→ SET TASK
Work through the following lines and count those that hold the word "limits". Reply with that number only.

#### TASK INPUTS ####

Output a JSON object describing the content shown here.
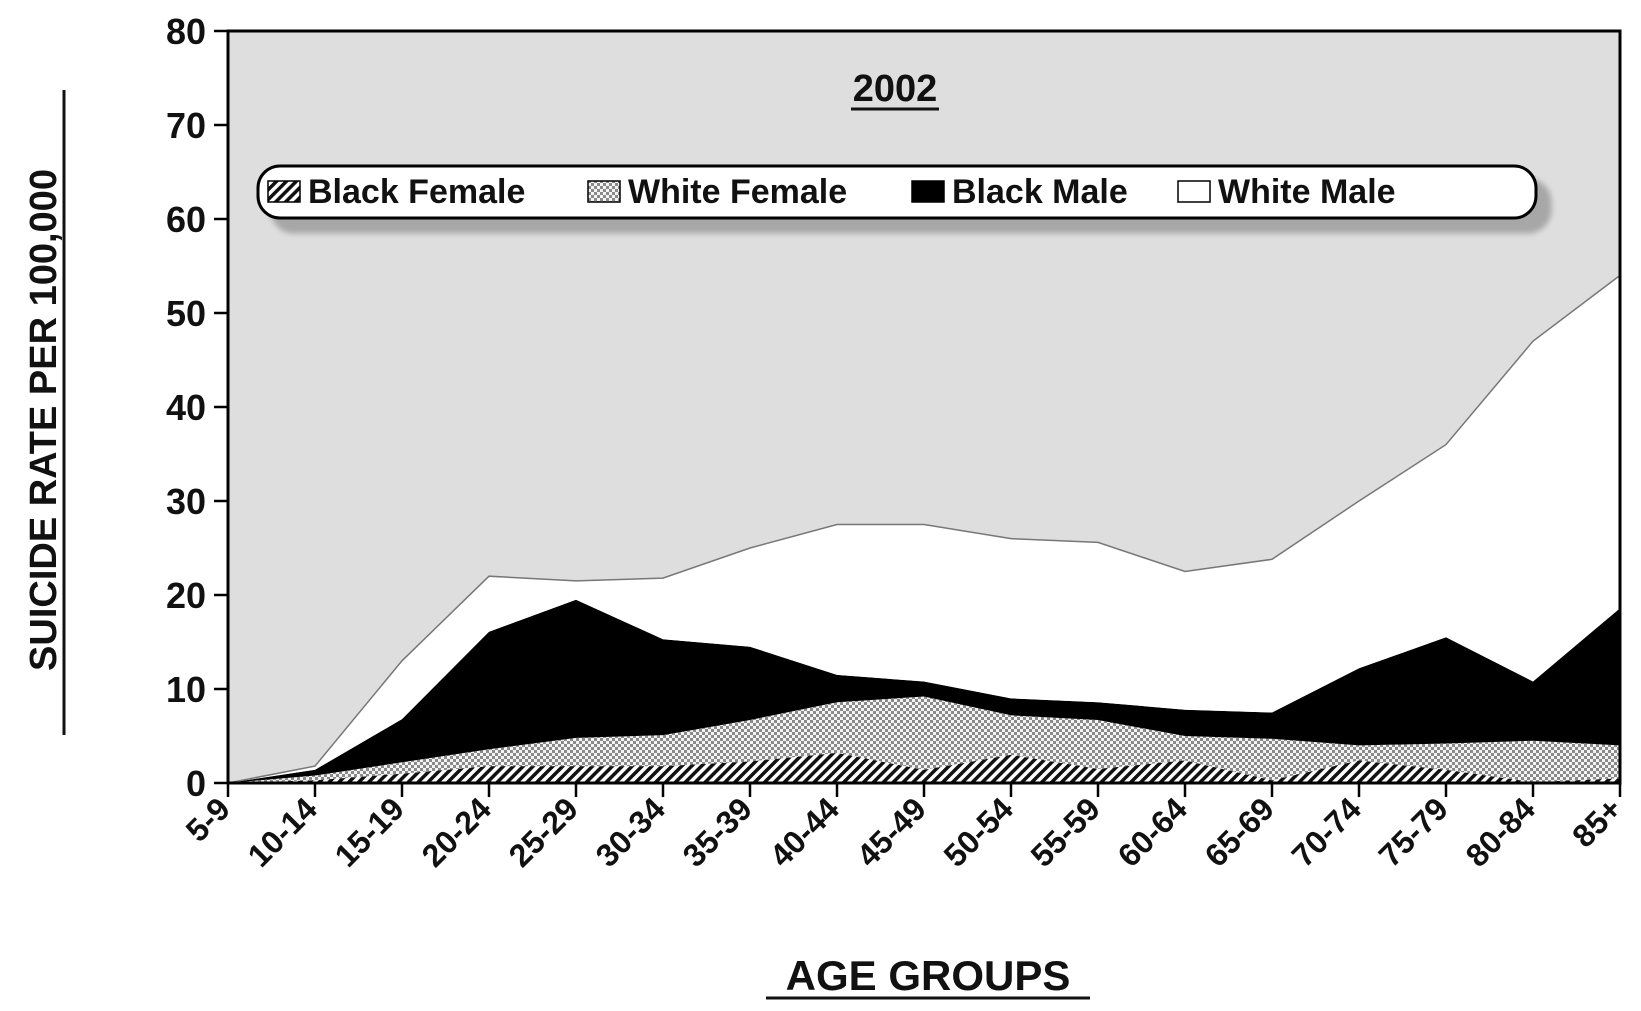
{
  "chart_data": {
    "type": "area",
    "stacked": true,
    "title": "2002",
    "xlabel": "AGE GROUPS",
    "ylabel": "SUICIDE RATE PER 100,000",
    "ylim": [
      0,
      80
    ],
    "yticks": [
      0,
      10,
      20,
      30,
      40,
      50,
      60,
      70,
      80
    ],
    "grid": false,
    "legend_position": "top-center",
    "categories": [
      "5-9",
      "10-14",
      "15-19",
      "20-24",
      "25-29",
      "30-34",
      "35-39",
      "40-44",
      "45-49",
      "50-54",
      "55-59",
      "60-64",
      "65-69",
      "70-74",
      "75-79",
      "80-84",
      "85+"
    ],
    "series": [
      {
        "name": "Black Female",
        "pattern": "diagonal-hatch",
        "values": [
          0,
          0.3,
          1.0,
          1.8,
          1.8,
          1.8,
          2.3,
          3.2,
          1.4,
          3.0,
          1.5,
          2.4,
          0.3,
          2.4,
          1.4,
          0.1,
          0.5
        ]
      },
      {
        "name": "White Female",
        "pattern": "crosshatch",
        "values": [
          0,
          0.5,
          1.2,
          1.8,
          3.0,
          3.3,
          4.4,
          5.4,
          7.8,
          4.2,
          5.2,
          2.6,
          4.4,
          1.6,
          2.8,
          4.4,
          3.5
        ]
      },
      {
        "name": "Black Male",
        "pattern": "solid-black",
        "values": [
          0,
          0.6,
          4.6,
          12.5,
          14.7,
          10.2,
          7.8,
          2.9,
          1.6,
          1.8,
          1.9,
          2.8,
          2.8,
          8.2,
          11.3,
          6.3,
          14.6
        ]
      },
      {
        "name": "White Male",
        "pattern": "solid-white",
        "values": [
          0,
          0.4,
          6.2,
          5.9,
          2.0,
          6.5,
          10.5,
          16.0,
          16.7,
          17.0,
          17.0,
          14.7,
          16.3,
          17.8,
          20.5,
          36.2,
          35.4
        ]
      }
    ]
  }
}
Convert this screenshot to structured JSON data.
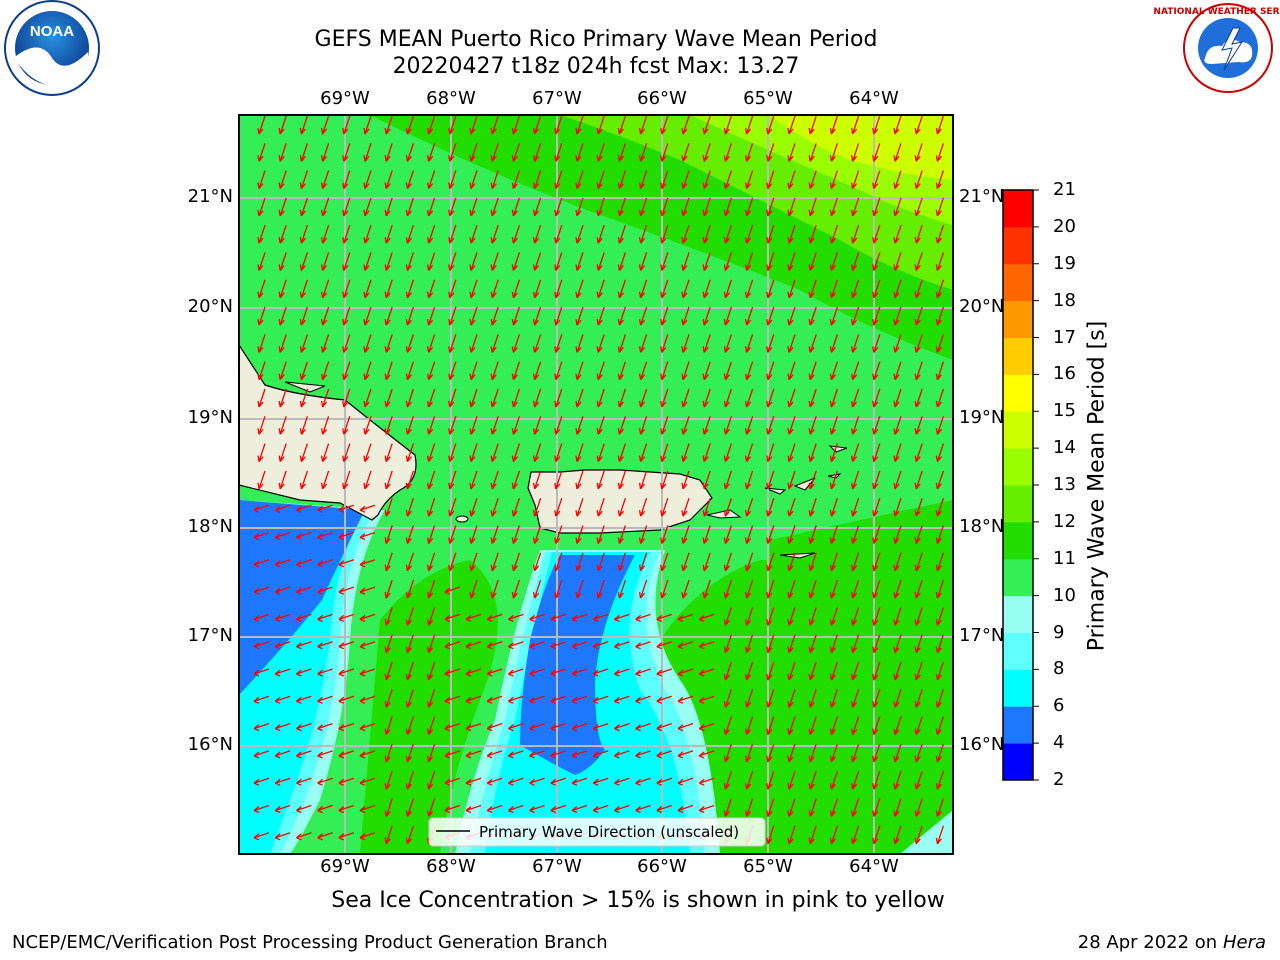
{
  "title": {
    "line1": "GEFS MEAN Puerto Rico Primary Wave Mean Period",
    "line2": "20220427 t18z 024h fcst   Max: 13.27"
  },
  "map": {
    "longitude_labels": [
      "69°W",
      "68°W",
      "67°W",
      "66°W",
      "65°W",
      "64°W"
    ],
    "latitude_labels": [
      "21°N",
      "20°N",
      "19°N",
      "18°N",
      "17°N",
      "16°N"
    ],
    "legend_label": "Primary Wave Direction (unscaled)",
    "arrow_color": "#ff0000"
  },
  "colorbar": {
    "label": "Primary Wave Mean Period [s]",
    "ticks": [
      "21",
      "20",
      "19",
      "18",
      "17",
      "16",
      "15",
      "14",
      "13",
      "12",
      "11",
      "10",
      "9",
      "8",
      "6",
      "4",
      "2"
    ],
    "colors": [
      "#0000ff",
      "#1e78ff",
      "#00ffff",
      "#5effff",
      "#99fff2",
      "#33ee55",
      "#22dd00",
      "#66ee00",
      "#99ff00",
      "#ccff00",
      "#ffff00",
      "#ffcc00",
      "#ff9900",
      "#ff6600",
      "#ff3300",
      "#ff0000"
    ]
  },
  "note": "Sea Ice Concentration > 15% is shown in pink to yellow",
  "footer": {
    "left": "NCEP/EMC/Verification Post Processing Product Generation Branch",
    "right_date": "28 Apr 2022 on ",
    "right_host": "Hera"
  },
  "logos": {
    "noaa": "NOAA",
    "nws": "NATIONAL WEATHER SERVICE"
  }
}
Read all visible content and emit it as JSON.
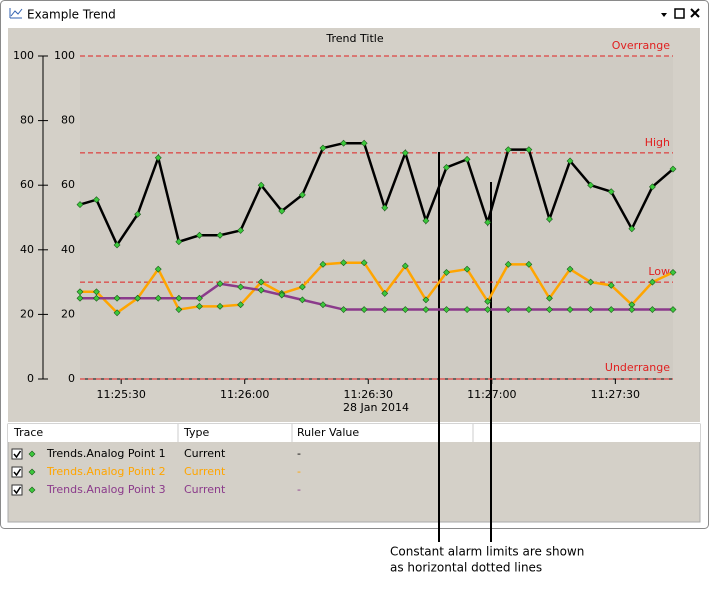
{
  "window": {
    "title": "Example Trend"
  },
  "chart_data": {
    "type": "line",
    "title": "Trend Title",
    "x": [
      "11:25:20",
      "11:25:24",
      "11:25:29",
      "11:25:34",
      "11:25:39",
      "11:25:44",
      "11:25:49",
      "11:25:54",
      "11:25:59",
      "11:26:04",
      "11:26:09",
      "11:26:14",
      "11:26:19",
      "11:26:24",
      "11:26:29",
      "11:26:34",
      "11:26:39",
      "11:26:44",
      "11:26:49",
      "11:26:54",
      "11:26:59",
      "11:27:04",
      "11:27:09",
      "11:27:14",
      "11:27:19",
      "11:27:24",
      "11:27:29",
      "11:27:34",
      "11:27:39",
      "11:27:44"
    ],
    "xlim": [
      "11:25:20",
      "11:27:44"
    ],
    "xticks": [
      "11:25:30",
      "11:26:00",
      "11:26:30",
      "11:27:00",
      "11:27:30"
    ],
    "xlabel": "28 Jan 2014",
    "ylim": [
      0,
      100
    ],
    "yticks": [
      0,
      20,
      40,
      60,
      80,
      100
    ],
    "series": [
      {
        "name": "Trends.Analog Point 1",
        "color": "#000000",
        "values": [
          54,
          55.5,
          41.5,
          51,
          68.5,
          42.5,
          44.5,
          44.5,
          46,
          60,
          52,
          57,
          71.5,
          73,
          73,
          53,
          70,
          49,
          65.5,
          68,
          48.5,
          71,
          71,
          49.5,
          67.5,
          60,
          58,
          46.5,
          59.5,
          65
        ]
      },
      {
        "name": "Trends.Analog Point 2",
        "color": "#ffa500",
        "values": [
          27,
          27,
          20.5,
          25,
          34,
          21.5,
          22.5,
          22.5,
          23,
          30,
          26.5,
          28.5,
          35.5,
          36,
          36,
          26.5,
          35,
          24.5,
          33,
          34,
          24,
          35.5,
          35.5,
          25,
          34,
          30,
          29,
          23,
          30,
          33
        ]
      },
      {
        "name": "Trends.Analog Point 3",
        "color": "#8b3a8b",
        "values": [
          25,
          25,
          25,
          25,
          25,
          25,
          25,
          29.5,
          28.5,
          27.5,
          26,
          24.5,
          23,
          21.5,
          21.5,
          21.5,
          21.5,
          21.5,
          21.5,
          21.5,
          21.5,
          21.5,
          21.5,
          21.5,
          21.5,
          21.5,
          21.5,
          21.5,
          21.5,
          21.5
        ]
      }
    ],
    "limits": [
      {
        "label": "Overrange",
        "value": 100,
        "color": "#e02020"
      },
      {
        "label": "High",
        "value": 70,
        "color": "#e02020"
      },
      {
        "label": "Low",
        "value": 30,
        "color": "#e02020"
      },
      {
        "label": "Underrange",
        "value": 0,
        "color": "#e02020"
      }
    ]
  },
  "table": {
    "columns": [
      "Trace",
      "Type",
      "Ruler Value"
    ],
    "rows": [
      [
        "Trends.Analog Point 1",
        "Current",
        "-"
      ],
      [
        "Trends.Analog Point 2",
        "Current",
        "-"
      ],
      [
        "Trends.Analog Point 3",
        "Current",
        "-"
      ]
    ]
  },
  "annotation": [
    "Constant alarm limits are shown",
    "as horizontal dotted lines"
  ]
}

####

→ EXERCISE RESPONSE
2